> [Required work] Output the full listing word for word.

====== Exercise materials ======

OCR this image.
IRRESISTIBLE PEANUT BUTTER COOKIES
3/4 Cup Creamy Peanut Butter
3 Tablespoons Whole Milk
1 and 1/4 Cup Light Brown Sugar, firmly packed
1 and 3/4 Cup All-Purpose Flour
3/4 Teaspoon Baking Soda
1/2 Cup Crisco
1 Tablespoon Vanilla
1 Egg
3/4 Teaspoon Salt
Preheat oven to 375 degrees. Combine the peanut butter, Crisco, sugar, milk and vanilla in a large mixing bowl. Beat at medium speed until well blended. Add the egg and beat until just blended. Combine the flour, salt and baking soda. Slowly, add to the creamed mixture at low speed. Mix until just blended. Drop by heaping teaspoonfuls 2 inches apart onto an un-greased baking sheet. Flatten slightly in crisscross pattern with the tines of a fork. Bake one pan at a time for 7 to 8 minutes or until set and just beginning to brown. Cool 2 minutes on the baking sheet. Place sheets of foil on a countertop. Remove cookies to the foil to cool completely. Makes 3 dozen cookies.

======

> [Task response]
OCR this image.
IRRESISTIBLE PEANUT BUTTER COOKIES
3/4 Cup Creamy Peanut Butter
3 Tablespoons Whole Milk
1 and 1/4 Cup Light Brown Sugar, firmly packed
1 and 3/4 Cup All-Purpose Flour
3/4 Teaspoon Baking Soda
1/2 Cup Crisco
1 Tablespoon Vanilla
1 Egg
3/4 Teaspoon Salt
Preheat oven to 375 degrees. Combine the peanut butter, Crisco, sugar, milk and vanilla in a large mixing bowl. Beat at medium speed until well blended. Add the egg and beat until just blended. Combine the flour, salt and baking soda. Slowly, add to the creamed mixture at low speed. Mix until just blended. Drop by heaping teaspoonfuls 2 inches apart onto an un-greased baking sheet. Flatten slightly in crisscross pattern with the tines of a fork. Bake one pan at a time for 7 to 8 minutes or until set and just beginning to brown. Cool 2 minutes on the baking sheet. Place sheets of foil on a countertop. Remove cookies to the foil to cool completely. Makes 3 dozen cookies.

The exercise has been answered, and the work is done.